§ Data section:
>> BEGIN

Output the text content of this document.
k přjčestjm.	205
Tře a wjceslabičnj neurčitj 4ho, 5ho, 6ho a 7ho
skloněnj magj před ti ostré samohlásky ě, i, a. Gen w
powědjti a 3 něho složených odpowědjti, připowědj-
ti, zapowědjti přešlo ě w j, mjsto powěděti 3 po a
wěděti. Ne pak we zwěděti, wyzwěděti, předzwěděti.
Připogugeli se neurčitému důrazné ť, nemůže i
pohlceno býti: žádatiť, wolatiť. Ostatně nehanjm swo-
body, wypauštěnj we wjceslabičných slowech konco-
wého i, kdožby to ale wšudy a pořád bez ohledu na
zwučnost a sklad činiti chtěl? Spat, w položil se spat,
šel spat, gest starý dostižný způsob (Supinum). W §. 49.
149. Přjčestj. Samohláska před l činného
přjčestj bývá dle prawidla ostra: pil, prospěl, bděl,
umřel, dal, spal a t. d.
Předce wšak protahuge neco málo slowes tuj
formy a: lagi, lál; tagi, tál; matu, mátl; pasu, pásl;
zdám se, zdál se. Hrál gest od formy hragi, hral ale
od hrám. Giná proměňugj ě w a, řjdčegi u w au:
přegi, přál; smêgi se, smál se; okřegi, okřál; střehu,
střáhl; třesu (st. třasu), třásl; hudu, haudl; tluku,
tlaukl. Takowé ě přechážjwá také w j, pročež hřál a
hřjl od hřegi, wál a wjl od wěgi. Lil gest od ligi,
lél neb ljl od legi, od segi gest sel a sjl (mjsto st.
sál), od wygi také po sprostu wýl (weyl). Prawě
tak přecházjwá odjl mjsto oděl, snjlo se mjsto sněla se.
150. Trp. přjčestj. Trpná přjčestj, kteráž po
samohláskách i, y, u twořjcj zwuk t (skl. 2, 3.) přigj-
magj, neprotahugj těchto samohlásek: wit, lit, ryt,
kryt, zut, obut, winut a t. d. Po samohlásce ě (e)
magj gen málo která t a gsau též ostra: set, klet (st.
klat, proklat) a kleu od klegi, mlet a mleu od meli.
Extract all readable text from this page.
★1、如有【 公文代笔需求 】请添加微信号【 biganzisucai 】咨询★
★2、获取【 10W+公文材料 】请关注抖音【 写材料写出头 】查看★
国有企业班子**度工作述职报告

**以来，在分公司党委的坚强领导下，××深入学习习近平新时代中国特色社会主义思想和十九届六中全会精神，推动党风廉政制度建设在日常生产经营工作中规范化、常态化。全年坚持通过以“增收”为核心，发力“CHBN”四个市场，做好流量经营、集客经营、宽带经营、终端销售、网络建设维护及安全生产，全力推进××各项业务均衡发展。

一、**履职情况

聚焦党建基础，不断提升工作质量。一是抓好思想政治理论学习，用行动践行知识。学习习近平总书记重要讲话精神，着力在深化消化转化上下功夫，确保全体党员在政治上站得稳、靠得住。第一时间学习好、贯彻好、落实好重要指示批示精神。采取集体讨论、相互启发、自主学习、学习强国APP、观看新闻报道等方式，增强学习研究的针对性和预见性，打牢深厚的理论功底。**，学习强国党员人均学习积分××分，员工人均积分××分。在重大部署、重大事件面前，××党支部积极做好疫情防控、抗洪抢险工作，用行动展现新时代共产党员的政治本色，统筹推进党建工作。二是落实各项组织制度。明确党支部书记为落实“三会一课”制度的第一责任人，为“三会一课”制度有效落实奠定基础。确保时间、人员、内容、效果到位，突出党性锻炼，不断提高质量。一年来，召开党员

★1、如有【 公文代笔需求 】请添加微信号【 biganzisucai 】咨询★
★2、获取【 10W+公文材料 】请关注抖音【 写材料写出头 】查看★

>> END

§ Aim:
Retype all the records, matching them exactly.

§ Task output:
Output the text content of this document.
k přjčestjm.	205
Tře a wjceslabičnj neurčitj 4ho, 5ho, 6ho a 7ho
skloněnj magj před ti ostré samohlásky ě, i, a. Gen w
powědjti a 3 něho složených odpowědjti, připowědj-
ti, zapowědjti přešlo ě w j, mjsto powěděti 3 po a
wěděti. Ne pak we zwěděti, wyzwěděti, předzwěděti.
Připogugeli se neurčitému důrazné ť, nemůže i
pohlceno býti: žádatiť, wolatiť. Ostatně nehanjm swo-
body, wypauštěnj we wjceslabičných slowech konco-
wého i, kdožby to ale wšudy a pořád bez ohledu na
zwučnost a sklad činiti chtěl? Spat, w položil se spat,
šel spat, gest starý dostižný způsob (Supinum). W §. 49.
149. Přjčestj. Samohláska před l činného
přjčestj bývá dle prawidla ostra: pil, prospěl, bděl,
umřel, dal, spal a t. d.
Předce wšak protahuge neco málo slowes tuj
formy a: lagi, lál; tagi, tál; matu, mátl; pasu, pásl;
zdám se, zdál se. Hrál gest od formy hragi, hral ale
od hrám. Giná proměňugj ě w a, řjdčegi u w au:
přegi, přál; smêgi se, smál se; okřegi, okřál; střehu,
střáhl; třesu (st. třasu), třásl; hudu, haudl; tluku,
tlaukl. Takowé ě přechážjwá také w j, pročež hřál a
hřjl od hřegi, wál a wjl od wěgi. Lil gest od ligi,
lél neb ljl od legi, od segi gest sel a sjl (mjsto st.
sál), od wygi také po sprostu wýl (weyl). Prawě
tak přecházjwá odjl mjsto oděl, snjlo se mjsto sněla se.
150. Trp. přjčestj. Trpná přjčestj, kteráž po
samohláskách i, y, u twořjcj zwuk t (skl. 2, 3.) přigj-
magj, neprotahugj těchto samohlásek: wit, lit, ryt,
kryt, zut, obut, winut a t. d. Po samohlásce ě (e)
magj gen málo která t a gsau též ostra: set, klet (st.
klat, proklat) a kleu od klegi, mlet a mleu od meli.
Extract all readable text from this page.
★1、如有【 公文代笔需求 】请添加微信号【 biganzisucai 】咨询★
★2、获取【 10W+公文材料 】请关注抖音【 写材料写出头 】查看★
国有企业班子**度工作述职报告

**以来，在分公司党委的坚强领导下，××深入学习习近平新时代中国特色社会主义思想和十九届六中全会精神，推动党风廉政制度建设在日常生产经营工作中规范化、常态化。全年坚持通过以“增收”为核心，发力“CHBN”四个市场，做好流量经营、集客经营、宽带经营、终端销售、网络建设维护及安全生产，全力推进××各项业务均衡发展。

一、**履职情况

聚焦党建基础，不断提升工作质量。一是抓好思想政治理论学习，用行动践行知识。学习习近平总书记重要讲话精神，着力在深化消化转化上下功夫，确保全体党员在政治上站得稳、靠得住。第一时间学习好、贯彻好、落实好重要指示批示精神。采取集体讨论、相互启发、自主学习、学习强国APP、观看新闻报道等方式，增强学习研究的针对性和预见性，打牢深厚的理论功底。**，学习强国党员人均学习积分××分，员工人均积分××分。在重大部署、重大事件面前，××党支部积极做好疫情防控、抗洪抢险工作，用行动展现新时代共产党员的政治本色，统筹推进党建工作。二是落实各项组织制度。明确党支部书记为落实“三会一课”制度的第一责任人，为“三会一课”制度有效落实奠定基础。确保时间、人员、内容、效果到位，突出党性锻炼，不断提高质量。一年来，召开党员

★1、如有【 公文代笔需求 】请添加微信号【 biganzisucai 】咨询★
★2、获取【 10W+公文材料 】请关注抖音【 写材料写出头 】查看★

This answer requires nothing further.